| Instructions for the task |
Copy nothing but the lines from the one containing "Convert this document image to plain text." through the last line of the records, repeated exactly and without pictures.

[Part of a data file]
========================================================================

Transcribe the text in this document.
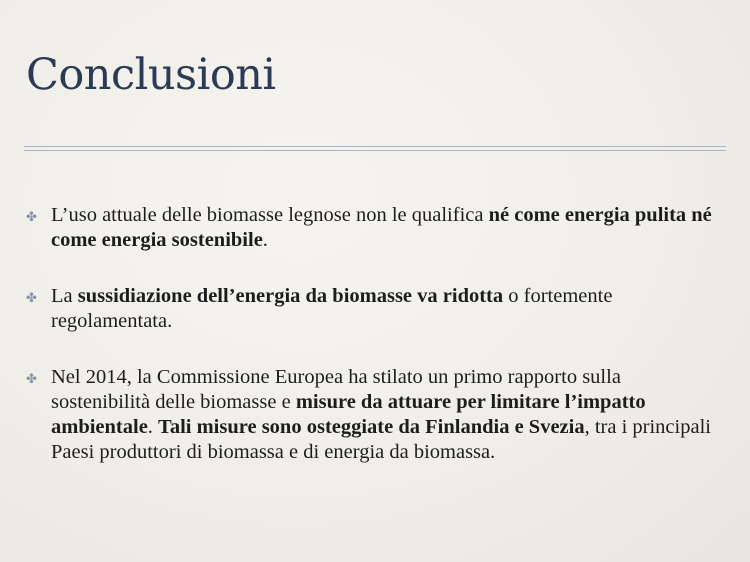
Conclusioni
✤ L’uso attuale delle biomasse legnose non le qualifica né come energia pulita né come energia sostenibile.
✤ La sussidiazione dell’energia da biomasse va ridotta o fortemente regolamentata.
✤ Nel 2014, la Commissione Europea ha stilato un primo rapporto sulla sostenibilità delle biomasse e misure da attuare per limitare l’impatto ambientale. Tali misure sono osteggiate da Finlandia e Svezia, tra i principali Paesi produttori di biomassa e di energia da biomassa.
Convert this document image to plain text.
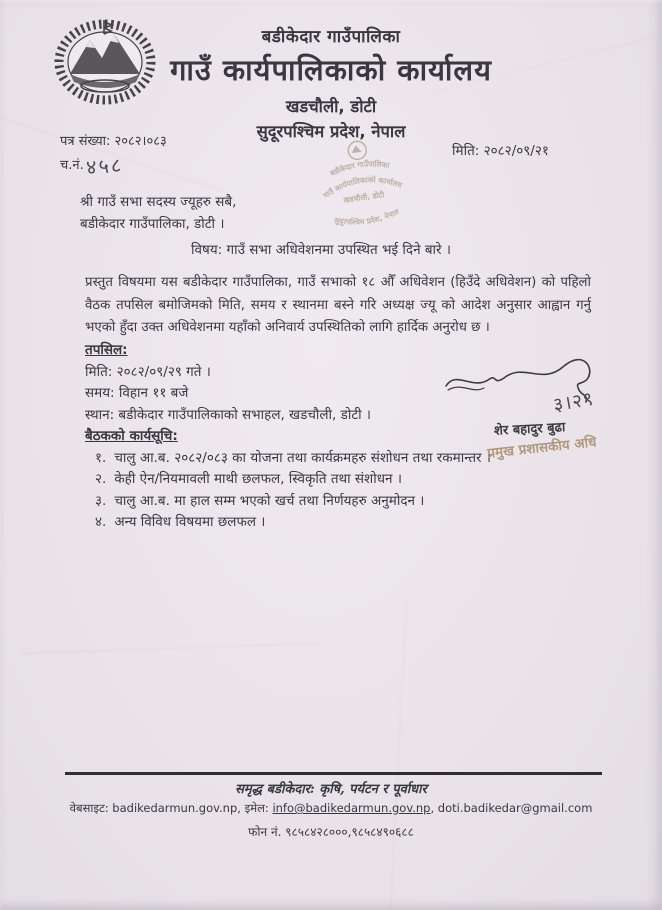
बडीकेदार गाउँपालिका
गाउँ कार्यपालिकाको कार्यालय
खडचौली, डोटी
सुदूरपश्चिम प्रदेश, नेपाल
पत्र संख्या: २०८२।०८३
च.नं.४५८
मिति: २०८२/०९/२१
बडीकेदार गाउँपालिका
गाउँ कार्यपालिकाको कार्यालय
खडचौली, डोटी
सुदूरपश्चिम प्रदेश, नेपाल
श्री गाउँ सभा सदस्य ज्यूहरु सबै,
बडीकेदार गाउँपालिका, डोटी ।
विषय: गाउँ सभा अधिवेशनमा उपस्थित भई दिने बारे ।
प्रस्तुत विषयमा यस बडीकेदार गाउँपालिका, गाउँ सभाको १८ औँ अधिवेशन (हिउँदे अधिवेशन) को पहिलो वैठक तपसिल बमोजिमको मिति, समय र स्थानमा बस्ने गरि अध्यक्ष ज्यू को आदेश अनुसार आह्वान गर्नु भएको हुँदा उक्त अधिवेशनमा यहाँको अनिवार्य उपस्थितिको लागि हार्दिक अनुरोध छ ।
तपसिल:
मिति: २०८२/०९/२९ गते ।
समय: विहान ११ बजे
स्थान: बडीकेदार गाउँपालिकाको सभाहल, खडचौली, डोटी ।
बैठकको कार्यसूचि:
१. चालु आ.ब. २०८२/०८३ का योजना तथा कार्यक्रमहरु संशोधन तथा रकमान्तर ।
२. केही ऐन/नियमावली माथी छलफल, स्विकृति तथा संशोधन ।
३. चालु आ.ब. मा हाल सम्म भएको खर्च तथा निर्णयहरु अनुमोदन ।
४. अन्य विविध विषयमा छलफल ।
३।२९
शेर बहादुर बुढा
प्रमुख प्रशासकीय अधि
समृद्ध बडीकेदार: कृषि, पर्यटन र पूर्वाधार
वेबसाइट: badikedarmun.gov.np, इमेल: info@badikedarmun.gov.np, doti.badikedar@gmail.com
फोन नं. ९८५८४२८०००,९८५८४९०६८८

========================================================================

| Response to the exercise |
Convert this document image to plain text.
बडीकेदार गाउँपालिका
गाउँ कार्यपालिकाको कार्यालय
खडचौली, डोटी
सुदूरपश्चिम प्रदेश, नेपाल
पत्र संख्या: २०८२।०८३
च.नं.४५८
मिति: २०८२/०९/२१
बडीकेदार गाउँपालिका
गाउँ कार्यपालिकाको कार्यालय
खडचौली, डोटी
सुदूरपश्चिम प्रदेश, नेपाल
श्री गाउँ सभा सदस्य ज्यूहरु सबै,
बडीकेदार गाउँपालिका, डोटी ।
विषय: गाउँ सभा अधिवेशनमा उपस्थित भई दिने बारे ।
प्रस्तुत विषयमा यस बडीकेदार गाउँपालिका, गाउँ सभाको १८ औँ अधिवेशन (हिउँदे अधिवेशन) को पहिलो वैठक तपसिल बमोजिमको मिति, समय र स्थानमा बस्ने गरि अध्यक्ष ज्यू को आदेश अनुसार आह्वान गर्नु भएको हुँदा उक्त अधिवेशनमा यहाँको अनिवार्य उपस्थितिको लागि हार्दिक अनुरोध छ ।
तपसिल:
मिति: २०८२/०९/२९ गते ।
समय: विहान ११ बजे
स्थान: बडीकेदार गाउँपालिकाको सभाहल, खडचौली, डोटी ।
बैठकको कार्यसूचि:
१. चालु आ.ब. २०८२/०८३ का योजना तथा कार्यक्रमहरु संशोधन तथा रकमान्तर ।
२. केही ऐन/नियमावली माथी छलफल, स्विकृति तथा संशोधन ।
३. चालु आ.ब. मा हाल सम्म भएको खर्च तथा निर्णयहरु अनुमोदन ।
४. अन्य विविध विषयमा छलफल ।
३।२९
शेर बहादुर बुढा
प्रमुख प्रशासकीय अधि
समृद्ध बडीकेदार: कृषि, पर्यटन र पूर्वाधार
वेबसाइट: badikedarmun.gov.np, इमेल: info@badikedarmun.gov.np, doti.badikedar@gmail.com
फोन नं. ९८५८४२८०००,९८५८४९०६८८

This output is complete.